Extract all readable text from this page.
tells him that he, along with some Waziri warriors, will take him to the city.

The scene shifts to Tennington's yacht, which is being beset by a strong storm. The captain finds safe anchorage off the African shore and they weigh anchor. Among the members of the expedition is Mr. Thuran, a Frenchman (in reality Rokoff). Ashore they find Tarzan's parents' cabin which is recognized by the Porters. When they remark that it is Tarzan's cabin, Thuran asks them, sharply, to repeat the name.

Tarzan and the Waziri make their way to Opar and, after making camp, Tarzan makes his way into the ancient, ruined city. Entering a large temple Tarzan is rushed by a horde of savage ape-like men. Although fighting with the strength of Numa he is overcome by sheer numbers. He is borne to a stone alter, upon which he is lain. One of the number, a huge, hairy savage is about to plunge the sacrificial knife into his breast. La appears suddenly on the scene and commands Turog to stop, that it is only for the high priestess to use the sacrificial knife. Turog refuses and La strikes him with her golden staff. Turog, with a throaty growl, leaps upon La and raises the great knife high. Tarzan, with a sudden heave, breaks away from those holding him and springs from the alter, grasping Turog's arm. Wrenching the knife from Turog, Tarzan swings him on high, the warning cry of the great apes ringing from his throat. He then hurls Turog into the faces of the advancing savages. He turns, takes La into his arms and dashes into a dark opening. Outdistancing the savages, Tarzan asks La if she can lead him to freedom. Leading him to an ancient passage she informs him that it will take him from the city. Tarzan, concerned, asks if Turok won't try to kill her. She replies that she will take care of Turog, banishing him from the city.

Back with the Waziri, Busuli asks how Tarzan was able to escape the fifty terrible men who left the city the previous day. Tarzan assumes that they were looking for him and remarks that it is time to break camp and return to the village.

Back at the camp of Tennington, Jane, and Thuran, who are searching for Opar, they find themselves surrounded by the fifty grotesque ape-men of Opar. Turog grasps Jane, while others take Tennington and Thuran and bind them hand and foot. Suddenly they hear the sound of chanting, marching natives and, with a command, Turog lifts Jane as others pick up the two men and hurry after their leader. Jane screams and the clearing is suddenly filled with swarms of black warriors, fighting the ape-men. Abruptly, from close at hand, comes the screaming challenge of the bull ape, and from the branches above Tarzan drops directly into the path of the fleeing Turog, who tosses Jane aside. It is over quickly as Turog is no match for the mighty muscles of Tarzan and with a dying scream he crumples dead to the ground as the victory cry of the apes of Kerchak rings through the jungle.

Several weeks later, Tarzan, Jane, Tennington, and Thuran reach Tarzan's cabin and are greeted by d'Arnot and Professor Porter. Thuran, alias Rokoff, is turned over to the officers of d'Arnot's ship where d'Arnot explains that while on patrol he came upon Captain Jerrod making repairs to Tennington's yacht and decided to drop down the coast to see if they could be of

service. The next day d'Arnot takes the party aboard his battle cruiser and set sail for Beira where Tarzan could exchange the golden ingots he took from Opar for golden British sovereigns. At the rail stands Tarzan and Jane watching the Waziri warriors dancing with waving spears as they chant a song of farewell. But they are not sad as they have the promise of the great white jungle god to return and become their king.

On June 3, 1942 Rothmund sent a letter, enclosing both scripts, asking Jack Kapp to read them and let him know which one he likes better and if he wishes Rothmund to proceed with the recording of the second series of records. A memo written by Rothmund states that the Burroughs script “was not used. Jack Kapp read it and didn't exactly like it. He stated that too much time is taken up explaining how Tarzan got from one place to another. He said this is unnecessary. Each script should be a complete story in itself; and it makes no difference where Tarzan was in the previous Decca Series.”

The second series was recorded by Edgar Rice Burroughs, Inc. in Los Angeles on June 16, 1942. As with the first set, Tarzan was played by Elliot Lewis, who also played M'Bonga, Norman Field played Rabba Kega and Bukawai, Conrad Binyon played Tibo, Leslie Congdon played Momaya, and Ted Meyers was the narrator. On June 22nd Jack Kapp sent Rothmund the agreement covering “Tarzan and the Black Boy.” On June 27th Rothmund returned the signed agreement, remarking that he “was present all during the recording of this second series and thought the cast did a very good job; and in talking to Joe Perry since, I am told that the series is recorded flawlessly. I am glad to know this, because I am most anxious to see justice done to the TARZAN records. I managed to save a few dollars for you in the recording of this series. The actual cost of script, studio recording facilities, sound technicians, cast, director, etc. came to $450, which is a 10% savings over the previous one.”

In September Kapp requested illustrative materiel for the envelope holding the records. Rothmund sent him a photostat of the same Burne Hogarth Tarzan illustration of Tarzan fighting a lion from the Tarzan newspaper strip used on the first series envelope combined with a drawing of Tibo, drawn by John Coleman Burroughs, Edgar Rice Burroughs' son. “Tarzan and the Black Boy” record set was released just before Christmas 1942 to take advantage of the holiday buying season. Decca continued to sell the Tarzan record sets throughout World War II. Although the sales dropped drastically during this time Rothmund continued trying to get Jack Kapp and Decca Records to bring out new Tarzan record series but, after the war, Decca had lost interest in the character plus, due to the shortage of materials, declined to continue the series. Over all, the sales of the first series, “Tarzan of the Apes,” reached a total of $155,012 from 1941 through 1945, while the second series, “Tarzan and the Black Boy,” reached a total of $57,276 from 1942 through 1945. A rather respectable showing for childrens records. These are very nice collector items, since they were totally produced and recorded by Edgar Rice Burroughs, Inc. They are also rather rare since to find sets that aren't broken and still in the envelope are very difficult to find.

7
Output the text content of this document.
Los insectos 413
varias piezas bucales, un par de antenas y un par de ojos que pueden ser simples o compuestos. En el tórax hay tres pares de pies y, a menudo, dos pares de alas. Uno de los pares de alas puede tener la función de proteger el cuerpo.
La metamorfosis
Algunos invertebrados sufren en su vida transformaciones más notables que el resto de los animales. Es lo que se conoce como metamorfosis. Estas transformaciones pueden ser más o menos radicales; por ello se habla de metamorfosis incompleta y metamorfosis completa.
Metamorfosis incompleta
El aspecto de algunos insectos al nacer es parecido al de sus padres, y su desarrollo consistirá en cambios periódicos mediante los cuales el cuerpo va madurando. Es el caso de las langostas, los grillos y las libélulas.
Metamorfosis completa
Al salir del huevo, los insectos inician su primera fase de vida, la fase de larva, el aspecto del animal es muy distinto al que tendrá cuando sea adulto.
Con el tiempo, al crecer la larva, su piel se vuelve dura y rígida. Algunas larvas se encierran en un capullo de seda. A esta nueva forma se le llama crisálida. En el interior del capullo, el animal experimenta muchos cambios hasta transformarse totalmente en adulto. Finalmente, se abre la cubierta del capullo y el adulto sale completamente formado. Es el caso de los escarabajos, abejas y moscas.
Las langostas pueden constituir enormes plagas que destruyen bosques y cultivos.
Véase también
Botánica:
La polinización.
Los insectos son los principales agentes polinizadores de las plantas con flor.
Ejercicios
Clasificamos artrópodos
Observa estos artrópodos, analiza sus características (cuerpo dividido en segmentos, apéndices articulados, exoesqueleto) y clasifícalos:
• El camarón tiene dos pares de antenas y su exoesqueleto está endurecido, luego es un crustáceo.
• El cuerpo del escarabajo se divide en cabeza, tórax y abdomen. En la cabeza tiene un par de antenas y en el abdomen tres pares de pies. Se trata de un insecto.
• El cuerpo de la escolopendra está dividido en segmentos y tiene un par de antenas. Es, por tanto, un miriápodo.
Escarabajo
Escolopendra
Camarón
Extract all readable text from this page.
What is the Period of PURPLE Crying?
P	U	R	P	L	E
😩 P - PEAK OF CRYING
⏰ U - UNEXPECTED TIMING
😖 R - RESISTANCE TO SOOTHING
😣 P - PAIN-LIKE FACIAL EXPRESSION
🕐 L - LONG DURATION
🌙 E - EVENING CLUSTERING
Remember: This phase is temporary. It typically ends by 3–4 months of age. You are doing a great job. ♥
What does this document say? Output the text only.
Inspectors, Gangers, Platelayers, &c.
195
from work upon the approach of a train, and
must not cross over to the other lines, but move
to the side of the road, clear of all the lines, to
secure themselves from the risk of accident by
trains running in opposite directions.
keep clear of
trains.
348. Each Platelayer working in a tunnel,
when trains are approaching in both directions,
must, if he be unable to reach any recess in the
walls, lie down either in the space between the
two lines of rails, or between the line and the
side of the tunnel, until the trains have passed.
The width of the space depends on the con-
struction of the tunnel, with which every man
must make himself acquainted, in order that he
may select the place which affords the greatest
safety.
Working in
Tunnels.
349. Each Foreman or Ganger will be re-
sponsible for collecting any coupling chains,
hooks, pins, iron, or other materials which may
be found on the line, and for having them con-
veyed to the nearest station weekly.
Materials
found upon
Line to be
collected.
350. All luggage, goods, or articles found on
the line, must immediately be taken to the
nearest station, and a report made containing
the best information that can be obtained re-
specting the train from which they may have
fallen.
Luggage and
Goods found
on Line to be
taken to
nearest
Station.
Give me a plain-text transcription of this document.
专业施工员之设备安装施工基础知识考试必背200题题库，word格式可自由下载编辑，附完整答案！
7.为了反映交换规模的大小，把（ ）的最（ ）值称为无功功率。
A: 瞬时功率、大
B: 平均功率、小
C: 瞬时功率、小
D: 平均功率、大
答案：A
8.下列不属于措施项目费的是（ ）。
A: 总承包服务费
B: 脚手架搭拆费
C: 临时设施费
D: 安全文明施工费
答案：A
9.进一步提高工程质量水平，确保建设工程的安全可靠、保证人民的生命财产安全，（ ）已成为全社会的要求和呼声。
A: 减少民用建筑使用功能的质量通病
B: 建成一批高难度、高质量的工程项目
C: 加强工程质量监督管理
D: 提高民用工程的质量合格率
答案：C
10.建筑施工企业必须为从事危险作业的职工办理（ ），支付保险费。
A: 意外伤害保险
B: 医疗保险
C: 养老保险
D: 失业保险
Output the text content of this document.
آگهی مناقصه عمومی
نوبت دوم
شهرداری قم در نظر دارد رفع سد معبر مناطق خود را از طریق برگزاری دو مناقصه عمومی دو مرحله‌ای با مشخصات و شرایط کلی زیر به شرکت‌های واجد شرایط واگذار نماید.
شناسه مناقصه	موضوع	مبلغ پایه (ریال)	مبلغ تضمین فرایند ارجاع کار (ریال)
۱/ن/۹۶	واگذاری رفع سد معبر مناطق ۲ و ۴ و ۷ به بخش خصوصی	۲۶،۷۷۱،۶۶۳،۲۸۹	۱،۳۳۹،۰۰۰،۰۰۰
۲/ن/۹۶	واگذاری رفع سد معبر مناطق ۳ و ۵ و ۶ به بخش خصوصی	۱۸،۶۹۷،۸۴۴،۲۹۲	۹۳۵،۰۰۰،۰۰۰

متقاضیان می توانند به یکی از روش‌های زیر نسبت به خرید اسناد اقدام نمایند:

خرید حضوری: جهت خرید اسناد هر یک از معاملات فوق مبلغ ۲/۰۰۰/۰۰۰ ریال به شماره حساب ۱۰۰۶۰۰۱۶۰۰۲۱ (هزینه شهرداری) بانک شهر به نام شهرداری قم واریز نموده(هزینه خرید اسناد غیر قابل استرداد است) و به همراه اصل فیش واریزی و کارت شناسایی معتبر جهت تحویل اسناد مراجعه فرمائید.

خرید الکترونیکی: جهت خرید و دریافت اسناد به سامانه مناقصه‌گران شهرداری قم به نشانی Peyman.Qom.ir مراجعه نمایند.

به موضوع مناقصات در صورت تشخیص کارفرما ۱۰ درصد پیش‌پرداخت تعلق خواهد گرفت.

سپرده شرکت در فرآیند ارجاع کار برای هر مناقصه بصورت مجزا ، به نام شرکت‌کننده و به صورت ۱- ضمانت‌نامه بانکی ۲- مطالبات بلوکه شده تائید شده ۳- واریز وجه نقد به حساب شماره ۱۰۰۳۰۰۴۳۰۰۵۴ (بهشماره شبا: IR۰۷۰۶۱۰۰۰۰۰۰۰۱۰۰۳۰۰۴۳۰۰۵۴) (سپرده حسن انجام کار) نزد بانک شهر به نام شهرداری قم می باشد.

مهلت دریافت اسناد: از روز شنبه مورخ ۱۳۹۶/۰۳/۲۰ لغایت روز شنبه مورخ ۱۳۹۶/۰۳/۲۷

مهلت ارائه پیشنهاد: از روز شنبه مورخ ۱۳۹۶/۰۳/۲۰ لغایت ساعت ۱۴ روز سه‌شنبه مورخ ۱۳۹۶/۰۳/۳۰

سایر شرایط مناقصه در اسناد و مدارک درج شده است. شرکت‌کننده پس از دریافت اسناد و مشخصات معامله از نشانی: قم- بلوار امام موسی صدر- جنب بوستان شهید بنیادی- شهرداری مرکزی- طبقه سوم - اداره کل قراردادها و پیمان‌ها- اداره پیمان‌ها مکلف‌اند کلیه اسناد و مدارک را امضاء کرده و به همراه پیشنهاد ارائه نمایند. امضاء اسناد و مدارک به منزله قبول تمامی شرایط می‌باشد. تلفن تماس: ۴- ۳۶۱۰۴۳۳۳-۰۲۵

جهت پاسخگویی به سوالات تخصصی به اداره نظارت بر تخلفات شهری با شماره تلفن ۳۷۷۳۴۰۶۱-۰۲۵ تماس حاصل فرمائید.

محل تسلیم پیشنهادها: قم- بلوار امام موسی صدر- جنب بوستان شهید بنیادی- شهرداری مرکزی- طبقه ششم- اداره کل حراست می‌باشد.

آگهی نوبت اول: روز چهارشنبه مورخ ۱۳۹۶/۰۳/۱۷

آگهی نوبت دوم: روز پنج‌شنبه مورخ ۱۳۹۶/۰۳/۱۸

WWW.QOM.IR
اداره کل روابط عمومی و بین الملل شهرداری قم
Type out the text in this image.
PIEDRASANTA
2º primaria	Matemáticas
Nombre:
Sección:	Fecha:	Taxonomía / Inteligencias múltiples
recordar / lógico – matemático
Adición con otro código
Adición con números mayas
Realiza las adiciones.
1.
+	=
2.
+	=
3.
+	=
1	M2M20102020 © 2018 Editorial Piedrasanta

......

* Problem description: Give only the number of lines in the records that contain the string "واریز".

* Finished task: 2